__Source__.
The remaining issue, then, is the debtors' assertion that because the funds in the BB T account derived from cashing out Mr. Johnson's federal Thrift Savings Plan, and because they were ultimately deposited in segregated bank accounts, they are insulated from the claims of the trustee and creditors. The trustee acknowledges that property of a debtor's bankruptcy estate does not include a beneficial interest in property that is subject to an enforceable restriction on transfer under applicable non-bankruptcy law. § 541(c)(2), Bankruptcy Code. The Supreme Court has held that funds held in retirement plans that are subject to the anti-alienation provisions of the Employee Retirement Income Security Act of 1974 ("ERISA") fall within the § 541(c)(2) exclusion and cannot be administered by the trustee. Patterson v. Shumate, 504 U.S. 753, 112 S.Ct. 2242, 119 L.Ed.2d 519 (1992). Since funds held in a federal Thrift Savings Plan are likewise statutorily protected against assignment or attachment, they also are excluded from the bankruptcy estate. 5 U.S.C. § 8437(e)(2); In re Hasse, 246 B.R. 247, 249 n. 1 (Bankr. E.D. Va. 2000).
As this court explained in Hasse, "The Thrift Savings Plan is a tax-deferred retirement savings plan for Federal civilian employees established under the Federal Employees' Retirement Act of 1986, 5 U.S.C. §§ 8401 et seq." 246 B.R. at 252. It "offers Federal civilian employees the same type of savings and tax benefits that many private corporations offer their employees under socalled `401(k) plans." Id. For tax purposes, contributions to or distributions from the Thrift Savings Plan are treated in the same manner as contributions to or distributions from a 401(k) plan. § 5 U.S.C. § 8440.

__Data entries__.
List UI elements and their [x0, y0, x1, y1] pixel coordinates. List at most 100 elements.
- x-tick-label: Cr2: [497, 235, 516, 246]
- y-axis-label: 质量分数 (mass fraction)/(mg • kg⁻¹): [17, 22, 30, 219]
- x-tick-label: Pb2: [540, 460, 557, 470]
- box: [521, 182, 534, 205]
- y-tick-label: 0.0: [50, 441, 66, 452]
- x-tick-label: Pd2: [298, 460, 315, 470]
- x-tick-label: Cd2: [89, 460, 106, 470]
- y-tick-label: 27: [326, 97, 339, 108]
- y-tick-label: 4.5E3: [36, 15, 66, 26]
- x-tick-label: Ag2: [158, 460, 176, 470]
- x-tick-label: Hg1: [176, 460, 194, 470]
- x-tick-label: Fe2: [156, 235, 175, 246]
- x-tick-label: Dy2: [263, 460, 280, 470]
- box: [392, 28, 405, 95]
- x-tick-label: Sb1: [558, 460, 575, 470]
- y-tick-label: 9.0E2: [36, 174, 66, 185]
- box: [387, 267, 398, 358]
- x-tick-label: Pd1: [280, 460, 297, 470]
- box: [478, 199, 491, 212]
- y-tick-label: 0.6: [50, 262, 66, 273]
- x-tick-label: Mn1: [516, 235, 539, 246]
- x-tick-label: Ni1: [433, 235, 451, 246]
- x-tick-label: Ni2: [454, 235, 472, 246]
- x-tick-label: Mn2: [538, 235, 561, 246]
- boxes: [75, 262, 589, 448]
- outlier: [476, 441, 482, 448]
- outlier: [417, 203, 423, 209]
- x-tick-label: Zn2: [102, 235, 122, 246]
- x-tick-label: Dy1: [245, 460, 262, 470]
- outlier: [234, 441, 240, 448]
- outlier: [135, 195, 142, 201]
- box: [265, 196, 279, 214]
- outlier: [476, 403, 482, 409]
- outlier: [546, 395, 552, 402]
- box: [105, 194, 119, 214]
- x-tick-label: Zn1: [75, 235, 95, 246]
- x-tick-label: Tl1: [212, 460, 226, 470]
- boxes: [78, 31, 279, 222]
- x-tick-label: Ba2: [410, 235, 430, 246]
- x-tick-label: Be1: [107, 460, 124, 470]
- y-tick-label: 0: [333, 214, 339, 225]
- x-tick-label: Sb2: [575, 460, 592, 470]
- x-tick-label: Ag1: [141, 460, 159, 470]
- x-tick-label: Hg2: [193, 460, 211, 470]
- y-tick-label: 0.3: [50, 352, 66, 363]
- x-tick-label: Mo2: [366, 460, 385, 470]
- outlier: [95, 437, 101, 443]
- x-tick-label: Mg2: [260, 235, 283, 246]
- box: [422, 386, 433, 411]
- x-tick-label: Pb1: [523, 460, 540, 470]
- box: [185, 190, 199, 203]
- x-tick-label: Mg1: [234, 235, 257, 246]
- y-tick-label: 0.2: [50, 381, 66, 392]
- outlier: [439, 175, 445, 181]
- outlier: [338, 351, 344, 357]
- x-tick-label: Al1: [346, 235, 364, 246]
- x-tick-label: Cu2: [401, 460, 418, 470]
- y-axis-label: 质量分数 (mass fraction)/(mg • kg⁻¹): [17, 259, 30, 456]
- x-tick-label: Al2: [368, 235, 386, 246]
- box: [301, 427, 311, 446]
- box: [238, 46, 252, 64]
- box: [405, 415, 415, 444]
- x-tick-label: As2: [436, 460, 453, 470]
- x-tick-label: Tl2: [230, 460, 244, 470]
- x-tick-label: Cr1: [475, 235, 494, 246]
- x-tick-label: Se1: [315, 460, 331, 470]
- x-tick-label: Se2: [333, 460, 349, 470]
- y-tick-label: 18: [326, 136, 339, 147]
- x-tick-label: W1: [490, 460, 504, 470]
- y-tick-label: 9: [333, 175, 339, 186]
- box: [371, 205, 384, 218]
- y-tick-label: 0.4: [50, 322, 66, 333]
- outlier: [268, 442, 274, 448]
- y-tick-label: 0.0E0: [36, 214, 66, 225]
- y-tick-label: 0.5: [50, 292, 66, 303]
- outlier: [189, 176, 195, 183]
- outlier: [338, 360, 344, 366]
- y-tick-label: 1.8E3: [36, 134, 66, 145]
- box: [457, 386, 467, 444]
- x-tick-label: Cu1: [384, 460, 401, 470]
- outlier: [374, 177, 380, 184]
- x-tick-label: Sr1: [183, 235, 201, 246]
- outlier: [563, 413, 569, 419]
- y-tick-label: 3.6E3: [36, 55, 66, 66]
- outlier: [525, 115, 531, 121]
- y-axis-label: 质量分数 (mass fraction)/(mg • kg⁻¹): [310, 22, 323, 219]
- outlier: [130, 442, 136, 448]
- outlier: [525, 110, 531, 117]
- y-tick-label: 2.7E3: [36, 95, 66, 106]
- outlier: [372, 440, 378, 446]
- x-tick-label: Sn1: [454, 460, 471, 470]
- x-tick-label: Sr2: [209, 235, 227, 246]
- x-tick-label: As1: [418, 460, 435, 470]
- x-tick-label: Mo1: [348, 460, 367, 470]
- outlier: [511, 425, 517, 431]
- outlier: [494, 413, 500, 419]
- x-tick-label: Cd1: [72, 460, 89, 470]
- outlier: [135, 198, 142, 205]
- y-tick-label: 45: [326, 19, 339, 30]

__Do this__.
Extend the bankruptcy court's discussion of the Thrift Savings Plan funds past its last sentence.

__Answer for the task__.
Since the funds at issue here, however, had been voluntarily withdrawn from the Thrift Savings Plan prior to the bankruptcy filing, the question is whether they retained their exclusionary status, given that the debtors were free to spend them as they wished. The court agrees with the trustee that the funds, once withdrawn, became property of the debtor free from any restriction on alienation enforceable under non-bankruptcy law, and as such, they were not excluded from property of the estate under § 541(c)(2). See In re Ekanger, 1999 WL 671866 (Bankr. E.D. Va. 1999) (holding that funds "rolled-over" prepetition from an ERISA-qualified pension plan into an individual retirement account (IRA) lost their excluded status and were exempt only to the limited extent provided by the Virginia exemption for IRAs). This is not a case, it must be stressed, in which the funds were withdrawn from one qualified retirement plan or account and then "rolled-over" into another. Even ignoring the passing of the funds through an ordinary checking account prior to their deposit into newly-created accounts at BB T, there is no assertion by the debtors that the BB T accounts are themselves tax-qualified retirement accounts or are subject to any restriction on the debtor's alienation or use of the funds. They are property of the debtors, pure and simple, and thus plainly fall within the expansivve definition of property of the estate in § 541(a)(1), Bankruptcy Code ("all legal or equitable interests of the debtor in property as of the commencement of the case").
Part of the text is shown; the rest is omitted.